• Records for this task
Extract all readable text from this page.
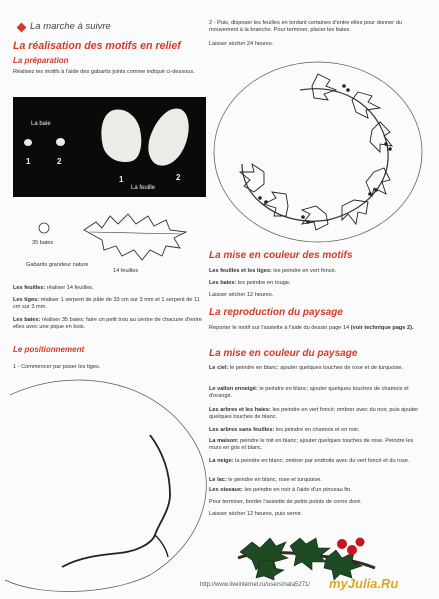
La marche à suivre
La réalisation des motifs en relief
La préparation
Réalisez les motifs à l'aide des gabarits joints comme indiqué ci-dessous.
La baie
1	2
1	2
La feuille
35 baies
Gabarits grandeur nature
14 feuilles
Les feuilles: réaliser 14 feuilles.
Les tiges: réaliser 1 serpent de pâte de 33 cm sur 3 mm et 1 serpent de 11 cm sur 3 mm.
Les baies: réaliser 35 baies; faire un petit trou au centre de chacune d'entre elles avec une pique en bois.
Le positionnement
1 - Commencer par poser les tiges.
2 - Puis, disposer les feuilles en tordant certaines d'entre elles pour donner du mouvement à la branche. Pour terminer, placer les baies.
Laisser sécher 24 heures.
La mise en couleur des motifs
Les feuilles et les tiges: les peindre en vert foncé.
Les baies: les peindre en rouge.
Laisser sécher 12 heures.
La reproduction du paysage
Reporter le motif sur l'assiette à l'aide du dessin page 14 (voir technique page 2).
La mise en couleur du paysage
Le ciel: le peindre en blanc; ajouter quelques touches de rose et de turquoise.
Le vallon enneigé: le peindre en blanc; ajouter quelques touches de chamois et d'orangé.
Les arbres et les haies: les peindre en vert foncé; ombrer avec du noir, puis ajouter quelques touches de blanc.
Les arbres sans feuilles: les peindre en chamois et en noir.
La maison: peindre le toit en blanc; ajouter quelques touches de rose. Peindre les murs en gris et blanc.
La neige: la peindre en blanc; ombrer par endroits avec du vert foncé et du rose.
Le lac: le peindre en blanc, rose et turquoise.
Les oiseaux: les peindre en noir à l'aide d'un pinceau fin.
Pour terminer, border l'assiette de petits points de corne doré.
Laisser sécher 12 heures, puis vernir.
http://www.liveinternet.ru/users/nata5271/ myJulia.Ru
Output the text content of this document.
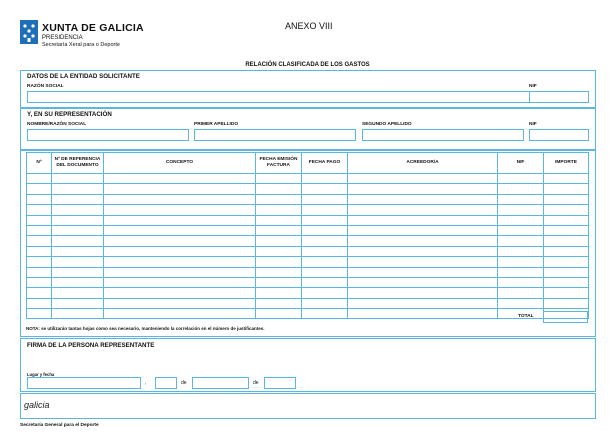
XUNTA DE GALICIA
PRESIDENCIA
Secretaría Xeral para o Deporte
ANEXO VIII
RELACIÓN CLASIFICADA DE LOS GASTOS
DATOS DE LA ENTIDAD SOLICITANTE
RAZÓN SOCIAL	NIF
Y, EN SU REPRESENTACIÓN
NOMBRE/RAZÓN SOCIAL	PRIMER APELLIDO	SEGUNDO APELLIDO	NIF
Nº	Nº DE REFERENCIA DEL DOCUMENTO	CONCEPTO	FECHA EMISIÓN FACTURA	FECHA PAGO	ACREEDOR/A	NIF	IMPORTE

TOTAL
NOTA: se utilizarán tantas hojas como sea necesario, manteniendo la correlación en el número de justificantes.
FIRMA DE LA PERSONA REPRESENTANTE
Lugar y fecha
,	de	de
galicia
Secretaría General para el Deporte
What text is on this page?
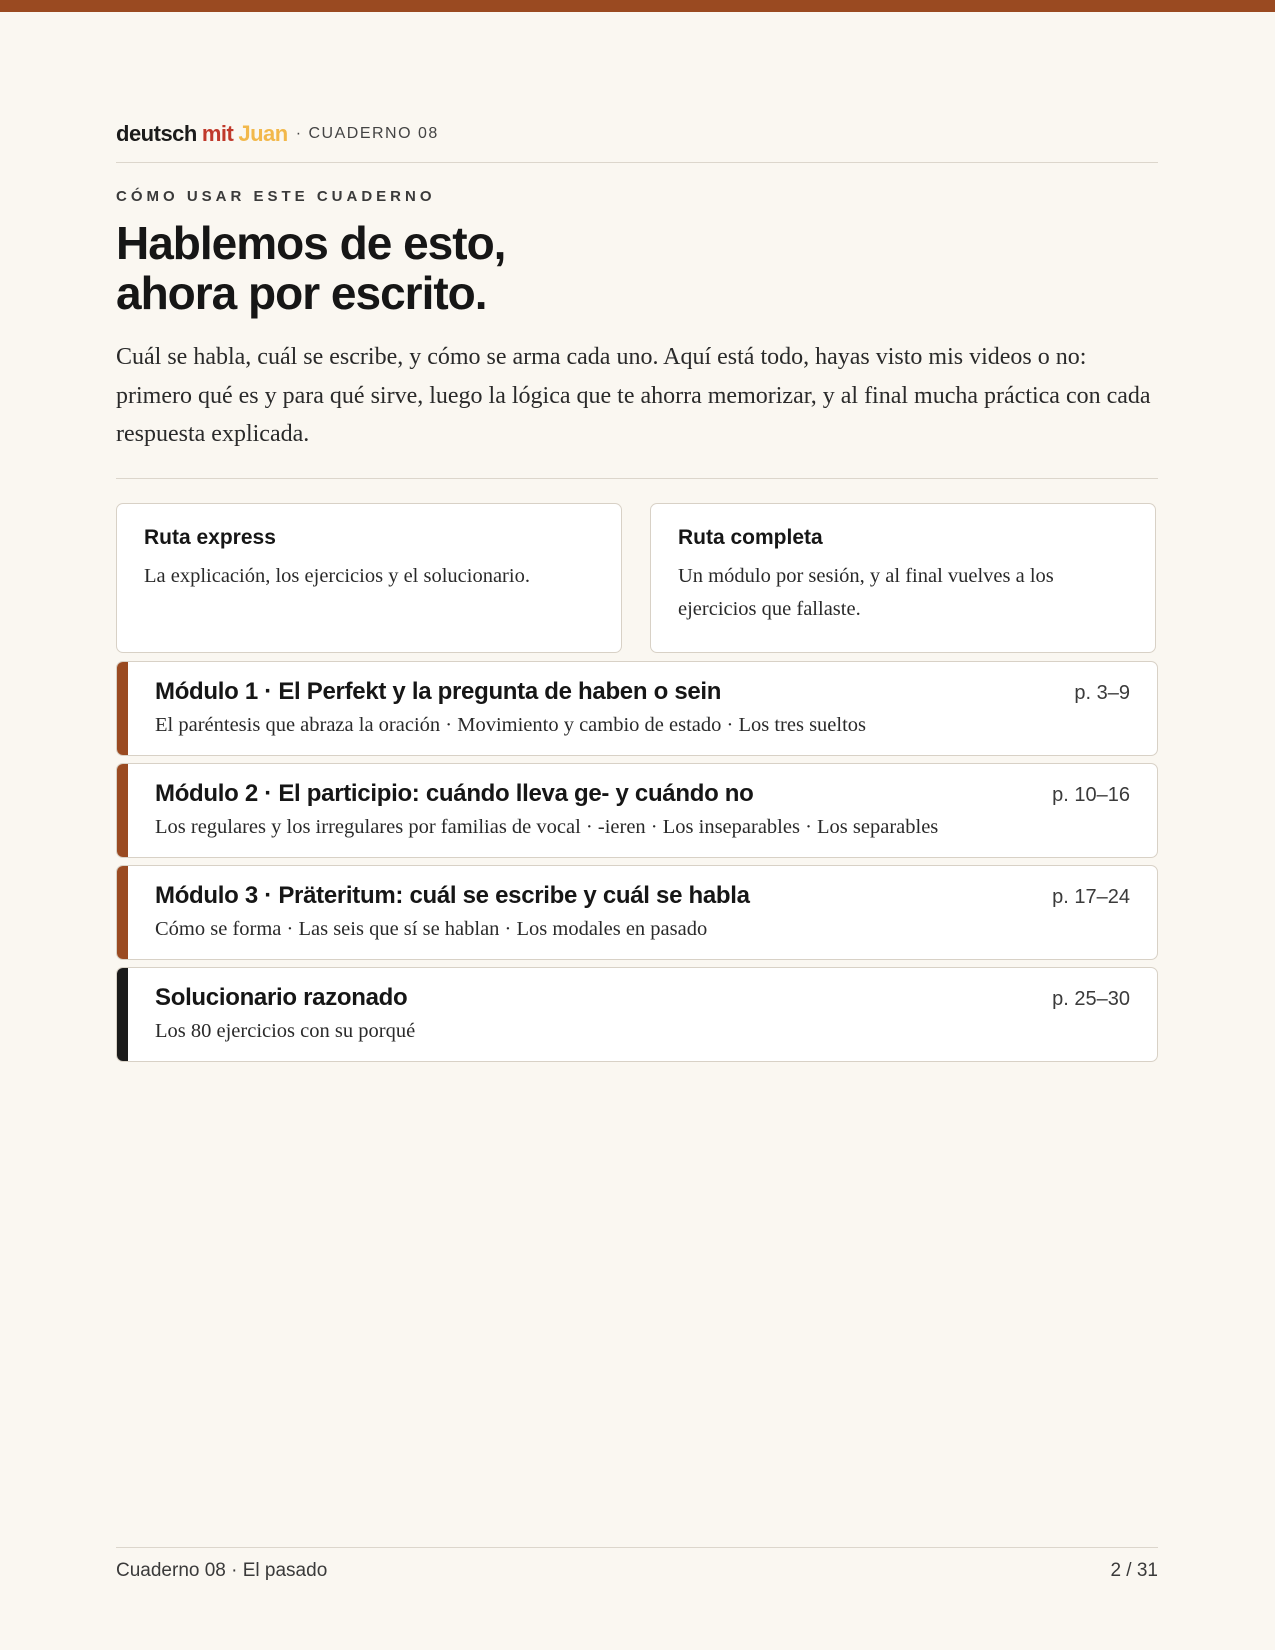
deutsch mit Juan · CUADERNO 08
CÓMO USAR ESTE CUADERNO
Hablemos de esto,
ahora por escrito.

Cuál se habla, cuál se escribe, y cómo se arma cada uno. Aquí está todo, hayas visto mis videos o no: primero qué es y para qué sirve, luego la lógica que te ahorra memorizar, y al final mucha práctica con cada respuesta explicada.

Ruta express
La explicación, los ejercicios y el solucionario.
Ruta completa
Un módulo por sesión, y al final vuelves a los ejercicios que fallaste.
Módulo 1 · El Perfekt y la pregunta de haben o sein	p. 3–9
El paréntesis que abraza la oración · Movimiento y cambio de estado · Los tres sueltos
Módulo 2 · El participio: cuándo lleva ge- y cuándo no	p. 10–16
Los regulares y los irregulares por familias de vocal · -ieren · Los inseparables · Los separables
Módulo 3 · Präteritum: cuál se escribe y cuál se habla	p. 17–24
Cómo se forma · Las seis que sí se hablan · Los modales en pasado
Solucionario razonado	p. 25–30
Los 80 ejercicios con su porqué
Cuaderno 08 · El pasado	2 / 31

• The exercise
Select every line in the material above where the string "baies" occurs, and copy it.

• Result of the task
35 baies
Les baies: réaliser 35 baies; faire un petit trou au centre de chacune d'entre elles avec une pique en bois.
2 - Puis, disposer les feuilles en tordant certaines d'entre elles pour donner du mouvement à la branche. Pour terminer, placer les baies.
Les baies: les peindre en rouge.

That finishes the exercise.